--- PROVIDED DATA ---

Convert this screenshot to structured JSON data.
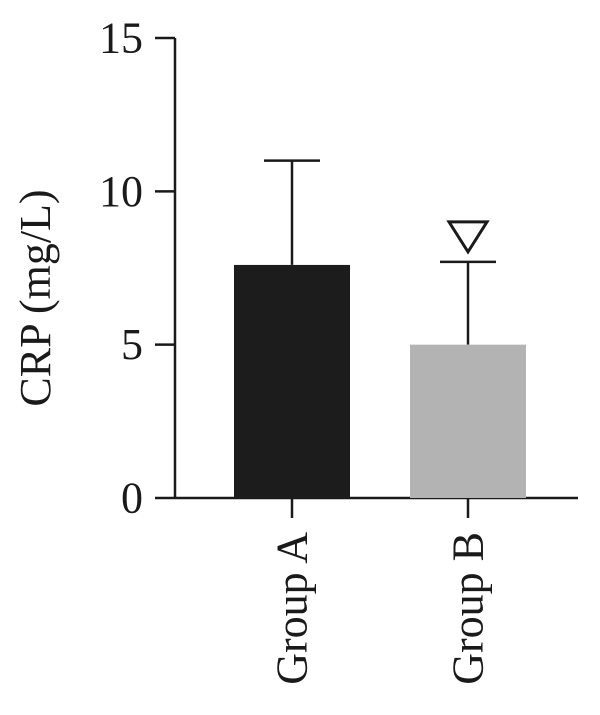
{
  "chart_data": {
    "type": "bar",
    "ylabel": "CRP (mg/L)",
    "xlabel": "",
    "ylim": [
      0,
      15
    ],
    "yticks": [
      "0",
      "5",
      "10",
      "15"
    ],
    "categories": [
      "Group A",
      "Group B"
    ],
    "values": [
      7.6,
      5.0
    ],
    "errors": [
      3.4,
      2.7
    ],
    "bar_colors": [
      "#1c1c1c",
      "#b3b3b3"
    ],
    "annotations": [
      {
        "category": "Group B",
        "symbol": "open-down-triangle"
      }
    ],
    "grid": false,
    "legend": "none"
  }
}
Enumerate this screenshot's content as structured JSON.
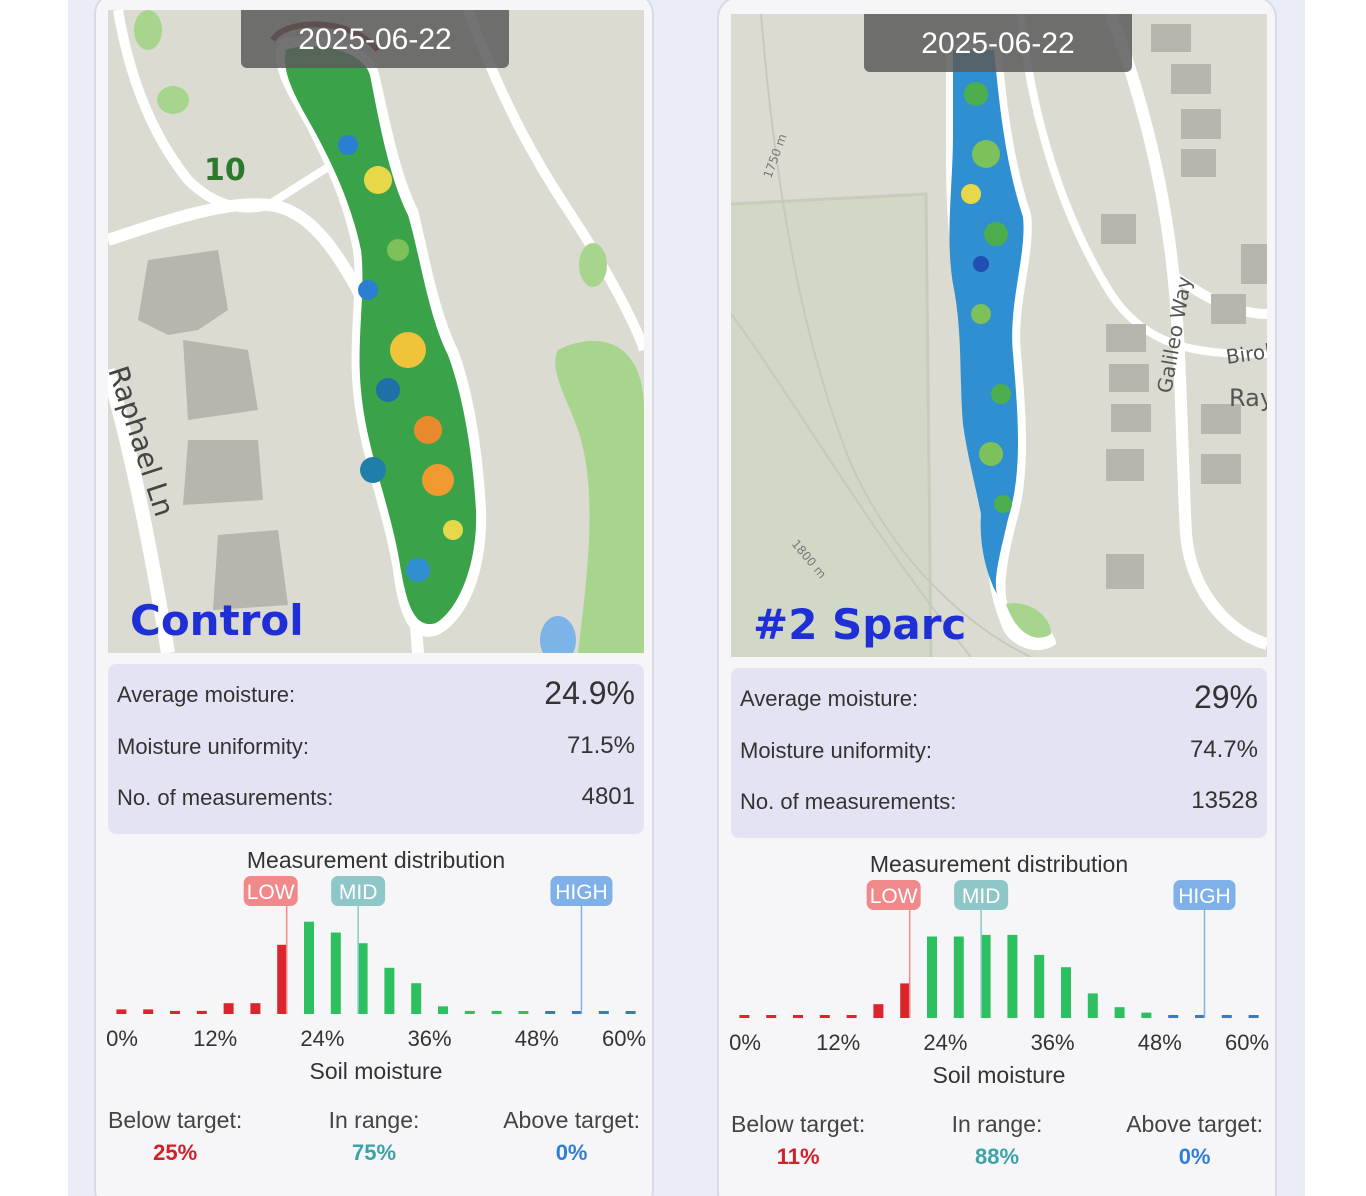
{
  "panels": [
    {
      "date": "2025-06-22",
      "label": "Control",
      "stats": {
        "avg_label": "Average moisture:",
        "avg_value": "24.9%",
        "uni_label": "Moisture uniformity:",
        "uni_value": "71.5%",
        "num_label": "No. of measurements:",
        "num_value": "4801"
      },
      "dist_title": "Measurement distribution",
      "markers": {
        "low": "LOW",
        "mid": "MID",
        "high": "HIGH"
      },
      "axis_ticks": [
        "0%",
        "12%",
        "24%",
        "36%",
        "48%",
        "60%"
      ],
      "axis_title": "Soil moisture",
      "summary": {
        "below_label": "Below target:",
        "below_value": "25%",
        "in_label": "In range:",
        "in_value": "75%",
        "above_label": "Above target:",
        "above_value": "0%"
      },
      "map_labels": {
        "hole": "10",
        "road": "Raphael Ln"
      }
    },
    {
      "date": "2025-06-22",
      "label": "#2 Sparc",
      "stats": {
        "avg_label": "Average moisture:",
        "avg_value": "29%",
        "uni_label": "Moisture uniformity:",
        "uni_value": "74.7%",
        "num_label": "No. of measurements:",
        "num_value": "13528"
      },
      "dist_title": "Measurement distribution",
      "markers": {
        "low": "LOW",
        "mid": "MID",
        "high": "HIGH"
      },
      "axis_ticks": [
        "0%",
        "12%",
        "24%",
        "36%",
        "48%",
        "60%"
      ],
      "axis_title": "Soil moisture",
      "summary": {
        "below_label": "Below target:",
        "below_value": "11%",
        "in_label": "In range:",
        "in_value": "88%",
        "above_label": "Above target:",
        "above_value": "0%"
      },
      "map_labels": {
        "road": "Galileo Way",
        "road2": "Birol",
        "road3": "Ray",
        "contour1": "1750 m",
        "contour2": "1800 m"
      }
    }
  ],
  "colors": {
    "below": "#d9252b",
    "in_range": "#2ec060",
    "above": "#3a78c4",
    "low_marker": "#f08a8a",
    "mid_marker": "#8fc7c8",
    "high_marker": "#7fb0e8",
    "label_blue": "#1e2fd6",
    "pct_below": "#d0212a",
    "pct_in": "#3ba3a6",
    "pct_above": "#2f7fd4"
  },
  "histograms": [
    {
      "bins_pct": [
        0,
        3,
        6,
        9,
        12,
        15,
        18,
        21,
        24,
        27,
        30,
        33,
        36,
        39,
        42,
        45,
        48,
        51,
        54,
        57,
        60
      ],
      "values": [
        0.6,
        0.6,
        0.4,
        0.4,
        1.4,
        1.4,
        9.0,
        12.0,
        10.6,
        9.2,
        6.0,
        4.0,
        1.0,
        0.4,
        0.4,
        0.2,
        0.2,
        0.2,
        0.2,
        0.2
      ],
      "categories": [
        "below",
        "below",
        "below",
        "below",
        "below",
        "below",
        "below",
        "in",
        "in",
        "in",
        "in",
        "in",
        "in",
        "in",
        "in",
        "in",
        "above",
        "above",
        "above",
        "above"
      ],
      "low_pct": 20,
      "mid_pct": 28,
      "high_pct": 53,
      "ymax": 13
    },
    {
      "bins_pct": [
        0,
        3,
        6,
        9,
        12,
        15,
        18,
        21,
        24,
        27,
        30,
        33,
        36,
        39,
        42,
        45,
        48,
        51,
        54,
        57,
        60
      ],
      "values": [
        0.3,
        0.3,
        0.2,
        0.2,
        0.3,
        1.8,
        4.5,
        10.6,
        10.6,
        10.8,
        10.8,
        8.2,
        6.6,
        3.2,
        1.4,
        0.7,
        0.2,
        0.2,
        0.2,
        0.2
      ],
      "categories": [
        "below",
        "below",
        "below",
        "below",
        "below",
        "below",
        "below",
        "in",
        "in",
        "in",
        "in",
        "in",
        "in",
        "in",
        "in",
        "in",
        "above",
        "above",
        "above",
        "above"
      ],
      "low_pct": 20,
      "mid_pct": 28,
      "high_pct": 53,
      "ymax": 13
    }
  ]
}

---

**TASK PROMPT:** In the copy, include all records verbatim but no images.

**OUTPUT FOR THIS EXERCISE:**
Convert this screenshot to structured JSON data.
{
  "chart_data": {
    "type": "bar",
    "ylabel": "CRP (mg/L)",
    "xlabel": "",
    "ylim": [
      0,
      15
    ],
    "yticks": [
      "0",
      "5",
      "10",
      "15"
    ],
    "categories": [
      "Group A",
      "Group B"
    ],
    "values": [
      7.6,
      5.0
    ],
    "errors": [
      3.4,
      2.7
    ],
    "bar_colors": [
      "#1c1c1c",
      "#b3b3b3"
    ],
    "annotations": [
      {
        "category": "Group B",
        "symbol": "open-down-triangle"
      }
    ],
    "grid": false,
    "legend": "none"
  }
}
Enumerate this screenshot's content as structured JSON.
{
  "panels": [
    {
      "date": "2025-06-22",
      "label": "Control",
      "stats": {
        "avg_label": "Average moisture:",
        "avg_value": "24.9%",
        "uni_label": "Moisture uniformity:",
        "uni_value": "71.5%",
        "num_label": "No. of measurements:",
        "num_value": "4801"
      },
      "dist_title": "Measurement distribution",
      "markers": {
        "low": "LOW",
        "mid": "MID",
        "high": "HIGH"
      },
      "axis_ticks": [
        "0%",
        "12%",
        "24%",
        "36%",
        "48%",
        "60%"
      ],
      "axis_title": "Soil moisture",
      "summary": {
        "below_label": "Below target:",
        "below_value": "25%",
        "in_label": "In range:",
        "in_value": "75%",
        "above_label": "Above target:",
        "above_value": "0%"
      },
      "map_labels": {
        "hole": "10",
        "road": "Raphael Ln"
      }
    },
    {
      "date": "2025-06-22",
      "label": "#2 Sparc",
      "stats": {
        "avg_label": "Average moisture:",
        "avg_value": "29%",
        "uni_label": "Moisture uniformity:",
        "uni_value": "74.7%",
        "num_label": "No. of measurements:",
        "num_value": "13528"
      },
      "dist_title": "Measurement distribution",
      "markers": {
        "low": "LOW",
        "mid": "MID",
        "high": "HIGH"
      },
      "axis_ticks": [
        "0%",
        "12%",
        "24%",
        "36%",
        "48%",
        "60%"
      ],
      "axis_title": "Soil moisture",
      "summary": {
        "below_label": "Below target:",
        "below_value": "11%",
        "in_label": "In range:",
        "in_value": "88%",
        "above_label": "Above target:",
        "above_value": "0%"
      },
      "map_labels": {
        "road": "Galileo Way",
        "road2": "Birol",
        "road3": "Ray",
        "contour1": "1750 m",
        "contour2": "1800 m"
      }
    }
  ],
  "colors": {
    "below": "#d9252b",
    "in_range": "#2ec060",
    "above": "#3a78c4",
    "low_marker": "#f08a8a",
    "mid_marker": "#8fc7c8",
    "high_marker": "#7fb0e8",
    "label_blue": "#1e2fd6",
    "pct_below": "#d0212a",
    "pct_in": "#3ba3a6",
    "pct_above": "#2f7fd4"
  },
  "histograms": [
    {
      "bins_pct": [
        0,
        3,
        6,
        9,
        12,
        15,
        18,
        21,
        24,
        27,
        30,
        33,
        36,
        39,
        42,
        45,
        48,
        51,
        54,
        57,
        60
      ],
      "values": [
        0.6,
        0.6,
        0.4,
        0.4,
        1.4,
        1.4,
        9.0,
        12.0,
        10.6,
        9.2,
        6.0,
        4.0,
        1.0,
        0.4,
        0.4,
        0.2,
        0.2,
        0.2,
        0.2,
        0.2
      ],
      "categories": [
        "below",
        "below",
        "below",
        "below",
        "below",
        "below",
        "below",
        "in",
        "in",
        "in",
        "in",
        "in",
        "in",
        "in",
        "in",
        "in",
        "above",
        "above",
        "above",
        "above"
      ],
      "low_pct": 20,
      "mid_pct": 28,
      "high_pct": 53,
      "ymax": 13
    },
    {
      "bins_pct": [
        0,
        3,
        6,
        9,
        12,
        15,
        18,
        21,
        24,
        27,
        30,
        33,
        36,
        39,
        42,
        45,
        48,
        51,
        54,
        57,
        60
      ],
      "values": [
        0.3,
        0.3,
        0.2,
        0.2,
        0.3,
        1.8,
        4.5,
        10.6,
        10.6,
        10.8,
        10.8,
        8.2,
        6.6,
        3.2,
        1.4,
        0.7,
        0.2,
        0.2,
        0.2,
        0.2
      ],
      "categories": [
        "below",
        "below",
        "below",
        "below",
        "below",
        "below",
        "below",
        "in",
        "in",
        "in",
        "in",
        "in",
        "in",
        "in",
        "in",
        "in",
        "above",
        "above",
        "above",
        "above"
      ],
      "low_pct": 20,
      "mid_pct": 28,
      "high_pct": 53,
      "ymax": 13
    }
  ]
}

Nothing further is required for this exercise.